-- BEGIN Records supplied --
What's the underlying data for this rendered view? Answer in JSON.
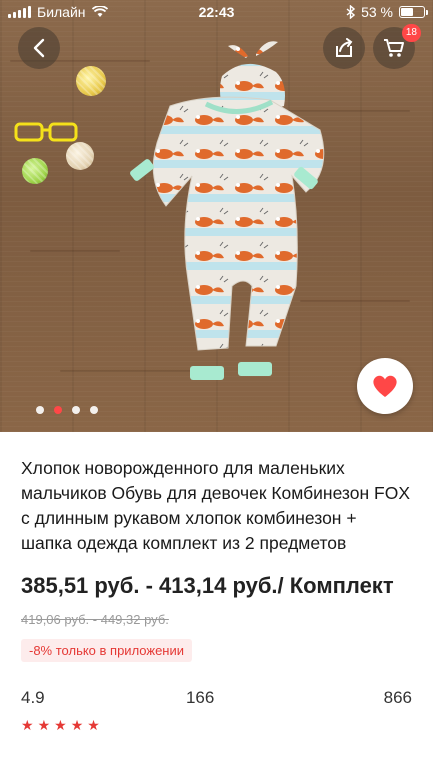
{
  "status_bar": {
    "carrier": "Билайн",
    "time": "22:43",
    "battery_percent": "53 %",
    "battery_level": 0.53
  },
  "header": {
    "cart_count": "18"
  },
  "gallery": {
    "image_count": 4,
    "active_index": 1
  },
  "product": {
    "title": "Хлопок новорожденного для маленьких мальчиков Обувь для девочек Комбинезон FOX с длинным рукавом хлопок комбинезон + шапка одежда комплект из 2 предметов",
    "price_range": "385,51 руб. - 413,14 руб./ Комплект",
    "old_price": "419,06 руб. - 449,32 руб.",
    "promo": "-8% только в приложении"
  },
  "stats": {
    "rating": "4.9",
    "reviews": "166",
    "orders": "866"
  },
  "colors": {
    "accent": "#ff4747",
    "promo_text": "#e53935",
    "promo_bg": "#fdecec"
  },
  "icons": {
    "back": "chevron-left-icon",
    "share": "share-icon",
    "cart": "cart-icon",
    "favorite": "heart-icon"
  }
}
-- END Records supplied --
Task instructions »
Without the pictures, print the records in full, exactly as they appear.

Correct answer »
What's the underlying data for this rendered view? Answer in JSON.
{
  "status_bar": {
    "carrier": "Билайн",
    "time": "22:43",
    "battery_percent": "53 %",
    "battery_level": 0.53
  },
  "header": {
    "cart_count": "18"
  },
  "gallery": {
    "image_count": 4,
    "active_index": 1
  },
  "product": {
    "title": "Хлопок новорожденного для маленьких мальчиков Обувь для девочек Комбинезон FOX с длинным рукавом хлопок комбинезон + шапка одежда комплект из 2 предметов",
    "price_range": "385,51 руб. - 413,14 руб./ Комплект",
    "old_price": "419,06 руб. - 449,32 руб.",
    "promo": "-8% только в приложении"
  },
  "stats": {
    "rating": "4.9",
    "reviews": "166",
    "orders": "866"
  },
  "colors": {
    "accent": "#ff4747",
    "promo_text": "#e53935",
    "promo_bg": "#fdecec"
  },
  "icons": {
    "back": "chevron-left-icon",
    "share": "share-icon",
    "cart": "cart-icon",
    "favorite": "heart-icon"
  }
}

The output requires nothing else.